Given records
---------------

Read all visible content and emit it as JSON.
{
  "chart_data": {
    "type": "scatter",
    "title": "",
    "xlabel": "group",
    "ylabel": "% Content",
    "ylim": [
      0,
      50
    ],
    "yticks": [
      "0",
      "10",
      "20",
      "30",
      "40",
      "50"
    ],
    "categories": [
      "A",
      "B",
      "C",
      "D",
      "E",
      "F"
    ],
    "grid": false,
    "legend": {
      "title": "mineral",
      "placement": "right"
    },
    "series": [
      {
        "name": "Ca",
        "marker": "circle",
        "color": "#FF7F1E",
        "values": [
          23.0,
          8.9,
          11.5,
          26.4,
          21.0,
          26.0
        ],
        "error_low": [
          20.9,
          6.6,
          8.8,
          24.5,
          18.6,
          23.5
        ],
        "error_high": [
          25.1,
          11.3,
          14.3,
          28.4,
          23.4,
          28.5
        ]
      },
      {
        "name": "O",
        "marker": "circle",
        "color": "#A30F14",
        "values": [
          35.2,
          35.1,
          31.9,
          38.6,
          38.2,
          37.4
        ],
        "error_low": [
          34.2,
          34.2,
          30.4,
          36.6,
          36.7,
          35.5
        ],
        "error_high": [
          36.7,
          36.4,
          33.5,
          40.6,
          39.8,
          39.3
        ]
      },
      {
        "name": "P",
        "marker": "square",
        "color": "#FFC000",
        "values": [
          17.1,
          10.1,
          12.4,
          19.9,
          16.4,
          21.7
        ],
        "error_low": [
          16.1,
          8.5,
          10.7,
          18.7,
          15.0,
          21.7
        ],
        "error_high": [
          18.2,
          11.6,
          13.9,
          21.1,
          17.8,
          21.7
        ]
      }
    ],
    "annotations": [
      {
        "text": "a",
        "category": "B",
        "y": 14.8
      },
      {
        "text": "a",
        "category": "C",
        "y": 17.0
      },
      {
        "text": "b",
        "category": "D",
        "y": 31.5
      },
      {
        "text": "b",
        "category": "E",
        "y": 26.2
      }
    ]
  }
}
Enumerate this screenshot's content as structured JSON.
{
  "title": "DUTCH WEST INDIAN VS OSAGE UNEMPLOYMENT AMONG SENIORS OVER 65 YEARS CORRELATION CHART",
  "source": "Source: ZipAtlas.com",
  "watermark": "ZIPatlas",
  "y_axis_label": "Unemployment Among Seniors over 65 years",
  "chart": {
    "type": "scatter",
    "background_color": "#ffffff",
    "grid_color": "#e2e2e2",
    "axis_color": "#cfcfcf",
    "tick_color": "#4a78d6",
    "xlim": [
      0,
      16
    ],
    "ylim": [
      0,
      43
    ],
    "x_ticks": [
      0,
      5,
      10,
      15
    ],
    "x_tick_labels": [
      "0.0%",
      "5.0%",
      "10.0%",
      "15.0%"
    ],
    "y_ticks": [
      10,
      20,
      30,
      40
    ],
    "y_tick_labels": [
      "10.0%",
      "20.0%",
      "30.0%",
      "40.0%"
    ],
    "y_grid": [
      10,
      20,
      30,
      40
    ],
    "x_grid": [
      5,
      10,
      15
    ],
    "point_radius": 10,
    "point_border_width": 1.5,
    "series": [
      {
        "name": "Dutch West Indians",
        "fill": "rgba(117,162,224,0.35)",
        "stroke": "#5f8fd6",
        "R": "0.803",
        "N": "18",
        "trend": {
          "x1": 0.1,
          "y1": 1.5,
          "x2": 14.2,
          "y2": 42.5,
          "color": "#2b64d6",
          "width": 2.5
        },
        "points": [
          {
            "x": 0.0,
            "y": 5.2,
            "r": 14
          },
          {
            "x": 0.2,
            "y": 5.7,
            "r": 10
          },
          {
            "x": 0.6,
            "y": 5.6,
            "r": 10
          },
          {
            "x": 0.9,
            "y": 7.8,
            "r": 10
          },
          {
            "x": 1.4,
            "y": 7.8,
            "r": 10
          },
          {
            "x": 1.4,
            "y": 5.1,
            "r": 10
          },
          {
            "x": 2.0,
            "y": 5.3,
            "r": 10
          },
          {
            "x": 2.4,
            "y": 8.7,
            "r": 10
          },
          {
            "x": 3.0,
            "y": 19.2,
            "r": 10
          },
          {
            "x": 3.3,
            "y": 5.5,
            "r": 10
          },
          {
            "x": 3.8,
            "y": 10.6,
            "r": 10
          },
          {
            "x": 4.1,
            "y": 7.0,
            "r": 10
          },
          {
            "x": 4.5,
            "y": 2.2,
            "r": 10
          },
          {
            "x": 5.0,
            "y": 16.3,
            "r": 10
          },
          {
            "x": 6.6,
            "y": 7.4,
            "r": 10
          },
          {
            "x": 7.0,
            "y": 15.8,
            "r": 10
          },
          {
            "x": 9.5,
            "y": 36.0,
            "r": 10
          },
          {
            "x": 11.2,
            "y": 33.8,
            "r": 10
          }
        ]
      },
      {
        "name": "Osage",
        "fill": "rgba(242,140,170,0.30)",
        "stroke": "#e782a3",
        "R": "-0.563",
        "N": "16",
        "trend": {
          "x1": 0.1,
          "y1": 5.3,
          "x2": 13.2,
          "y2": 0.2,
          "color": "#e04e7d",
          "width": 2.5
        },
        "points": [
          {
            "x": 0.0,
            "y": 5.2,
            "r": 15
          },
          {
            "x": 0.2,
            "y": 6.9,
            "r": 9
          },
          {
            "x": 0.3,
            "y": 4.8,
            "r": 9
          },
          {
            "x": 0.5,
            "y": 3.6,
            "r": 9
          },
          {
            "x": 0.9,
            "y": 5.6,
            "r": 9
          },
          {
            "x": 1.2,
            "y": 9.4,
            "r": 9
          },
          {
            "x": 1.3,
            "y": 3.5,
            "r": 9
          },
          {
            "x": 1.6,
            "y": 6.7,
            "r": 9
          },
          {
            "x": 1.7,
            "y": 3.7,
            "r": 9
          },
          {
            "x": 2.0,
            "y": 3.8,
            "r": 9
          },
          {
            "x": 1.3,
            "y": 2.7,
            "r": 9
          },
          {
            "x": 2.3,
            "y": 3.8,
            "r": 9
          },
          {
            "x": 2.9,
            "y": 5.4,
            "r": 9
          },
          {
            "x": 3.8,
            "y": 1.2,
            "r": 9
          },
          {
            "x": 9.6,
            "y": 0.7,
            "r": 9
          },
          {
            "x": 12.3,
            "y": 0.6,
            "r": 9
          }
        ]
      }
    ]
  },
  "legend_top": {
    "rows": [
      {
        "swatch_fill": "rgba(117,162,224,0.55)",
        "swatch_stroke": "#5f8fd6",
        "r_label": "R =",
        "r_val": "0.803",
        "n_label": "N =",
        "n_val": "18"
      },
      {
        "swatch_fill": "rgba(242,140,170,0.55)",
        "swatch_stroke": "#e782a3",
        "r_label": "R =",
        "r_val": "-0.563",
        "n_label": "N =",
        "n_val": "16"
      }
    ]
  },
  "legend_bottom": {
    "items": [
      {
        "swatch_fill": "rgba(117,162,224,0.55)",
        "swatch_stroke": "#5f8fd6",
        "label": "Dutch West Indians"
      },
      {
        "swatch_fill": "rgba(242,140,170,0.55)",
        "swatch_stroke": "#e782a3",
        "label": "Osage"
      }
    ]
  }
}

---------------

Work to complete
Tally the lines holding the string "Indians" and give only the count.

Exercise result
2